DESCRIPTION OF THE TASK =
Copy the data exactly; pictures stay out of the copy.

■ ■ ■

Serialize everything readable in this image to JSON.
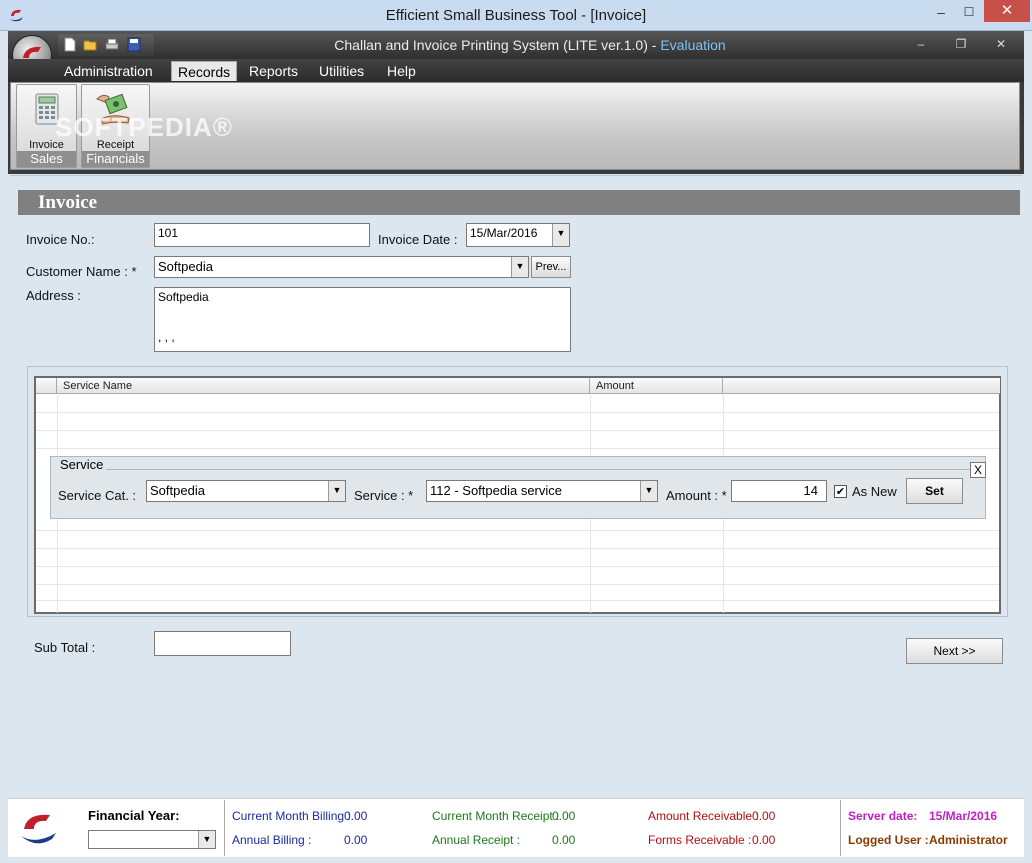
{
  "outer_window": {
    "title": "Efficient Small Business Tool - [Invoice]",
    "min": "–",
    "max": "☐",
    "close": "✕"
  },
  "app": {
    "title": "Challan and Invoice Printing System (LITE ver.1.0) - ",
    "edition": "Evaluation",
    "inner_min": "–",
    "inner_restore": "❐",
    "inner_close": "✕"
  },
  "menu": [
    "Administration",
    "Records",
    "Reports",
    "Utilities",
    "Help"
  ],
  "ribbon": {
    "groups": [
      {
        "label": "Sales",
        "button": "Invoice",
        "icon": "calculator-icon"
      },
      {
        "label": "Financials",
        "button": "Receipt",
        "icon": "money-hand-icon"
      }
    ],
    "watermark": "SOFTPEDIA®"
  },
  "invoice": {
    "header": "Invoice",
    "invoice_no_label": "Invoice No.:",
    "invoice_no": "101",
    "invoice_date_label": "Invoice Date :",
    "invoice_date": "15/Mar/2016",
    "customer_label": "Customer Name : *",
    "customer": "Softpedia",
    "prev_button": "Prev...",
    "address_label": "Address :",
    "address_line1": "Softpedia",
    "address_line2": ", , ,"
  },
  "grid": {
    "columns": [
      "Service Name",
      "Amount",
      ""
    ]
  },
  "service": {
    "legend": "Service",
    "close": "X",
    "cat_label": "Service Cat. :",
    "cat_value": "Softpedia",
    "service_label": "Service : *",
    "service_value": "112 - Softpedia service",
    "amount_label": "Amount : *",
    "amount_value": "14",
    "as_new_label": "As New",
    "as_new_checked": "✔",
    "set_button": "Set"
  },
  "footer": {
    "subtotal_label": "Sub Total :",
    "subtotal_value": "",
    "next_button": "Next >>"
  },
  "status": {
    "financial_year_label": "Financial Year:",
    "financial_year_value": "",
    "current_month_billing_label": "Current Month Billing :",
    "current_month_billing": "0.00",
    "annual_billing_label": "Annual Billing :",
    "annual_billing": "0.00",
    "current_month_receipt_label": "Current Month Receipt :",
    "current_month_receipt": "0.00",
    "annual_receipt_label": "Annual Receipt :",
    "annual_receipt": "0.00",
    "amount_receivable_label": "Amount Receivable :",
    "amount_receivable": "0.00",
    "forms_receivable_label": "Forms Receivable :",
    "forms_receivable": "0.00",
    "server_date_label": "Server date:",
    "server_date": "15/Mar/2016",
    "logged_user_label": "Logged User :",
    "logged_user": "Administrator"
  },
  "colors": {
    "eval_blue": "#7ec3f5",
    "close_red": "#c7504a",
    "header_gray": "#808080"
  }
}
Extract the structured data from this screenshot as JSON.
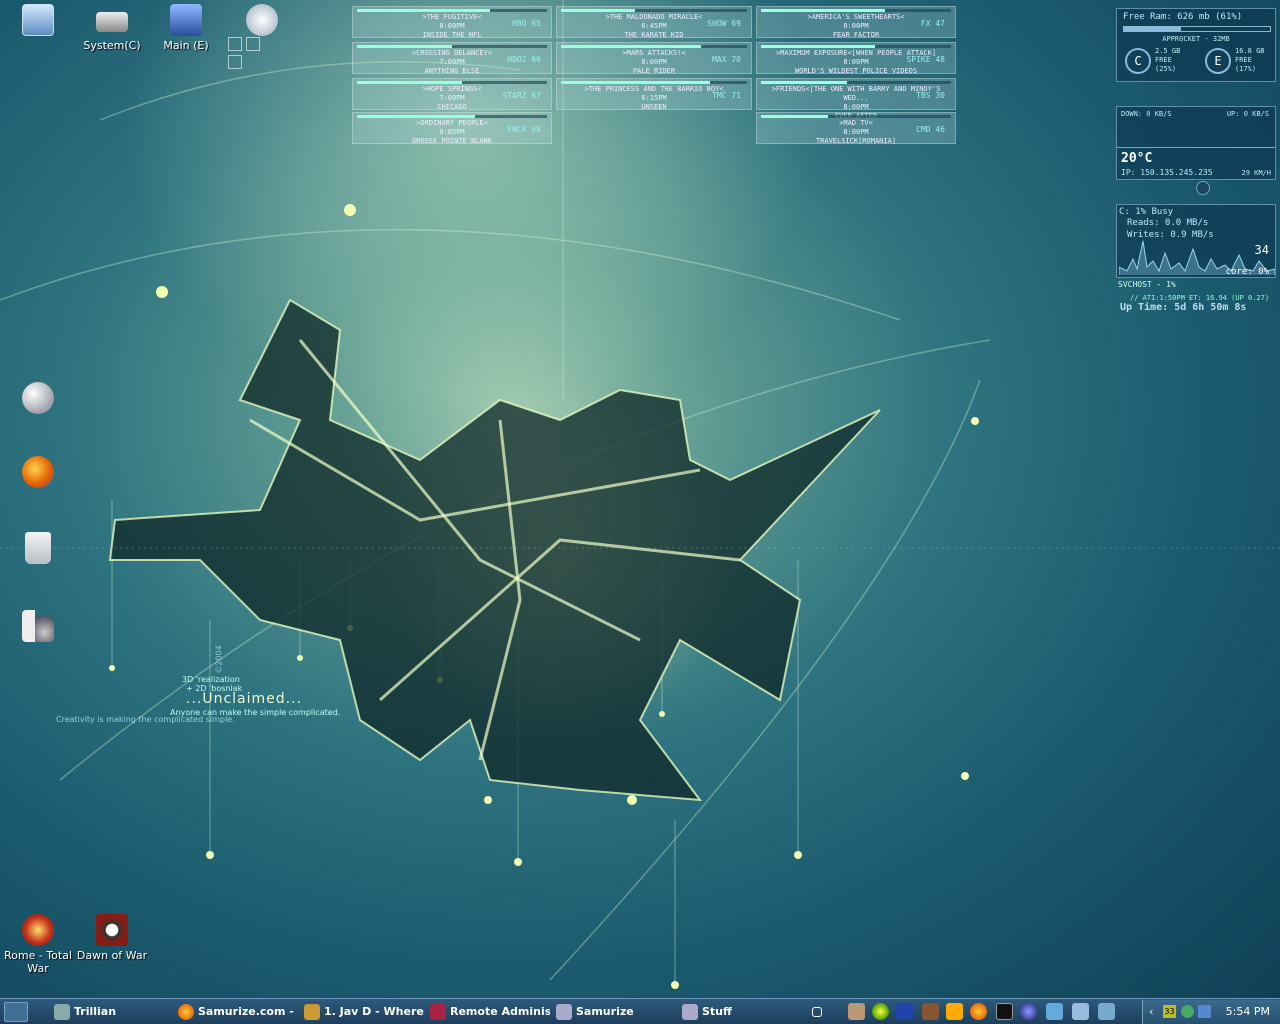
{
  "desktop_icons": {
    "my_computer": "",
    "system_c": "System(C)",
    "main_e": "Main (E)",
    "rome": "Rome - Total War",
    "dawn": "Dawn of War"
  },
  "wallpaper": {
    "title": "...Unclaimed...",
    "tagline": "Anyone can make the simple complicated.",
    "tagline2": "Creativity is making the complicated simple.",
    "credit1": "3D 'realization",
    "credit2": "+ 2D 'bosniak",
    "year": "©2004"
  },
  "tv_guide": [
    {
      "title": ">THE FUGITIVE<",
      "time": "8:00PM",
      "show": "INSIDE THE NFL",
      "channel": "HBO  65"
    },
    {
      "title": ">THE MALDONADO MIRACLE<",
      "time": "6:45PM",
      "show": "THE KARATE KID",
      "channel": "SHOW 69"
    },
    {
      "title": ">AMERICA'S SWEETHEARTS<",
      "time": "8:00PM",
      "show": "FEAR FACTOR",
      "channel": "FX  47"
    },
    {
      "title": ">CROSSING DELANCEY<",
      "time": "7:00PM",
      "show": "ANYTHING ELSE",
      "channel": "HBO2  66"
    },
    {
      "title": ">MARS ATTACKS!<",
      "time": "8:00PM",
      "show": "PALE RIDER",
      "channel": "MAX  70"
    },
    {
      "title": ">MAXIMUM EXPOSURE<[WHEN PEOPLE ATTACK]",
      "time": "8:00PM",
      "show": "WORLD'S WILDEST POLICE VIDEOS",
      "channel": "SPIKE 48"
    },
    {
      "title": ">HOPE SPRINGS<",
      "time": "7:00PM",
      "show": "CHICAGO",
      "channel": "STARZ 67"
    },
    {
      "title": ">THE PRINCESS AND THE BARRIO BOY<",
      "time": "6:15PM",
      "show": "UNSEEN",
      "channel": "TMC  71"
    },
    {
      "title": ">FRIENDS<[THE ONE WITH BARRY AND MINDY'S WED...",
      "time": "8:00PM",
      "show": "EVER AFTER",
      "channel": "TBS  30"
    },
    {
      "title": ">ORDINARY PEOPLE<",
      "time": "8:05PM",
      "show": "GROSSE POINTE BLANK",
      "channel": "ENCR 68"
    },
    {
      "title": ">MAD TV<",
      "time": "8:00PM",
      "show": "TRAVELSICK[ROMANIA]",
      "channel": "CMD  46"
    }
  ],
  "monitor": {
    "ram": "Free Ram: 626 mb (61%)",
    "top_proc": "APPROCKET - 32MB",
    "c_free": "2.5 GB",
    "c_free_lbl": "FREE",
    "c_pct": "(25%)",
    "e_free": "16.8 GB",
    "e_free_lbl": "FREE",
    "e_pct": "(17%)",
    "drive_c": "C",
    "drive_e": "E",
    "down": "DOWN: 0 KB/S",
    "up": "UP: 0 KB/S",
    "temp": "20°C",
    "ip": "IP: 150.135.245.235",
    "wind": "29 KM/H",
    "cpu_busy": "C: 1% Busy",
    "reads": "Reads: 0.0 MB/s",
    "writes": "Writes: 0.9 MB/s",
    "cpu_num": "34",
    "core": "core: 0%",
    "svchost": "SVCHOST - 1%",
    "ati": "// ATI:1:50PM ET: 16.94 (UP 0.27)",
    "uptime": "Up Time: 5d 6h 50m 8s"
  },
  "taskbar": {
    "items": [
      "Trillian",
      "Samurize.com - ...",
      "1. Jav D - Where...",
      "Remote Administ...",
      "Samurize",
      "Stuff"
    ],
    "tray_count": "33",
    "clock": "5:54 PM"
  }
}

■ ■ ■

CORRECT OUTPUT =
Serialize everything readable in this image to JSON.
{
  "outer_window": {
    "title": "Efficient Small Business Tool - [Invoice]",
    "min": "–",
    "max": "☐",
    "close": "✕"
  },
  "app": {
    "title": "Challan and Invoice Printing System (LITE ver.1.0) - ",
    "edition": "Evaluation",
    "inner_min": "–",
    "inner_restore": "❐",
    "inner_close": "✕"
  },
  "menu": [
    "Administration",
    "Records",
    "Reports",
    "Utilities",
    "Help"
  ],
  "ribbon": {
    "groups": [
      {
        "label": "Sales",
        "button": "Invoice",
        "icon": "calculator-icon"
      },
      {
        "label": "Financials",
        "button": "Receipt",
        "icon": "money-hand-icon"
      }
    ],
    "watermark": "SOFTPEDIA®"
  },
  "invoice": {
    "header": "Invoice",
    "invoice_no_label": "Invoice No.:",
    "invoice_no": "101",
    "invoice_date_label": "Invoice Date :",
    "invoice_date": "15/Mar/2016",
    "customer_label": "Customer Name : *",
    "customer": "Softpedia",
    "prev_button": "Prev...",
    "address_label": "Address :",
    "address_line1": "Softpedia",
    "address_line2": ", , ,"
  },
  "grid": {
    "columns": [
      "Service Name",
      "Amount",
      ""
    ]
  },
  "service": {
    "legend": "Service",
    "close": "X",
    "cat_label": "Service Cat. :",
    "cat_value": "Softpedia",
    "service_label": "Service : *",
    "service_value": "112 - Softpedia service",
    "amount_label": "Amount : *",
    "amount_value": "14",
    "as_new_label": "As New",
    "as_new_checked": "✔",
    "set_button": "Set"
  },
  "footer": {
    "subtotal_label": "Sub Total :",
    "subtotal_value": "",
    "next_button": "Next >>"
  },
  "status": {
    "financial_year_label": "Financial Year:",
    "financial_year_value": "",
    "current_month_billing_label": "Current Month Billing :",
    "current_month_billing": "0.00",
    "annual_billing_label": "Annual Billing :",
    "annual_billing": "0.00",
    "current_month_receipt_label": "Current Month Receipt :",
    "current_month_receipt": "0.00",
    "annual_receipt_label": "Annual Receipt :",
    "annual_receipt": "0.00",
    "amount_receivable_label": "Amount Receivable :",
    "amount_receivable": "0.00",
    "forms_receivable_label": "Forms Receivable :",
    "forms_receivable": "0.00",
    "server_date_label": "Server date:",
    "server_date": "15/Mar/2016",
    "logged_user_label": "Logged User :",
    "logged_user": "Administrator"
  },
  "colors": {
    "eval_blue": "#7ec3f5",
    "close_red": "#c7504a",
    "header_gray": "#808080"
  }
}
Extract the structured data from this screenshot as JSON.
{
  "desktop_icons": {
    "my_computer": "",
    "system_c": "System(C)",
    "main_e": "Main (E)",
    "rome": "Rome - Total War",
    "dawn": "Dawn of War"
  },
  "wallpaper": {
    "title": "...Unclaimed...",
    "tagline": "Anyone can make the simple complicated.",
    "tagline2": "Creativity is making the complicated simple.",
    "credit1": "3D 'realization",
    "credit2": "+ 2D 'bosniak",
    "year": "©2004"
  },
  "tv_guide": [
    {
      "title": ">THE FUGITIVE<",
      "time": "8:00PM",
      "show": "INSIDE THE NFL",
      "channel": "HBO  65"
    },
    {
      "title": ">THE MALDONADO MIRACLE<",
      "time": "6:45PM",
      "show": "THE KARATE KID",
      "channel": "SHOW 69"
    },
    {
      "title": ">AMERICA'S SWEETHEARTS<",
      "time": "8:00PM",
      "show": "FEAR FACTOR",
      "channel": "FX  47"
    },
    {
      "title": ">CROSSING DELANCEY<",
      "time": "7:00PM",
      "show": "ANYTHING ELSE",
      "channel": "HBO2  66"
    },
    {
      "title": ">MARS ATTACKS!<",
      "time": "8:00PM",
      "show": "PALE RIDER",
      "channel": "MAX  70"
    },
    {
      "title": ">MAXIMUM EXPOSURE<[WHEN PEOPLE ATTACK]",
      "time": "8:00PM",
      "show": "WORLD'S WILDEST POLICE VIDEOS",
      "channel": "SPIKE 48"
    },
    {
      "title": ">HOPE SPRINGS<",
      "time": "7:00PM",
      "show": "CHICAGO",
      "channel": "STARZ 67"
    },
    {
      "title": ">THE PRINCESS AND THE BARRIO BOY<",
      "time": "6:15PM",
      "show": "UNSEEN",
      "channel": "TMC  71"
    },
    {
      "title": ">FRIENDS<[THE ONE WITH BARRY AND MINDY'S WED...",
      "time": "8:00PM",
      "show": "EVER AFTER",
      "channel": "TBS  30"
    },
    {
      "title": ">ORDINARY PEOPLE<",
      "time": "8:05PM",
      "show": "GROSSE POINTE BLANK",
      "channel": "ENCR 68"
    },
    {
      "title": ">MAD TV<",
      "time": "8:00PM",
      "show": "TRAVELSICK[ROMANIA]",
      "channel": "CMD  46"
    }
  ],
  "monitor": {
    "ram": "Free Ram: 626 mb (61%)",
    "top_proc": "APPROCKET - 32MB",
    "c_free": "2.5 GB",
    "c_free_lbl": "FREE",
    "c_pct": "(25%)",
    "e_free": "16.8 GB",
    "e_free_lbl": "FREE",
    "e_pct": "(17%)",
    "drive_c": "C",
    "drive_e": "E",
    "down": "DOWN: 0 KB/S",
    "up": "UP: 0 KB/S",
    "temp": "20°C",
    "ip": "IP: 150.135.245.235",
    "wind": "29 KM/H",
    "cpu_busy": "C: 1% Busy",
    "reads": "Reads: 0.0 MB/s",
    "writes": "Writes: 0.9 MB/s",
    "cpu_num": "34",
    "core": "core: 0%",
    "svchost": "SVCHOST - 1%",
    "ati": "// ATI:1:50PM ET: 16.94 (UP 0.27)",
    "uptime": "Up Time: 5d 6h 50m 8s"
  },
  "taskbar": {
    "items": [
      "Trillian",
      "Samurize.com - ...",
      "1. Jav D - Where...",
      "Remote Administ...",
      "Samurize",
      "Stuff"
    ],
    "tray_count": "33",
    "clock": "5:54 PM"
  }
}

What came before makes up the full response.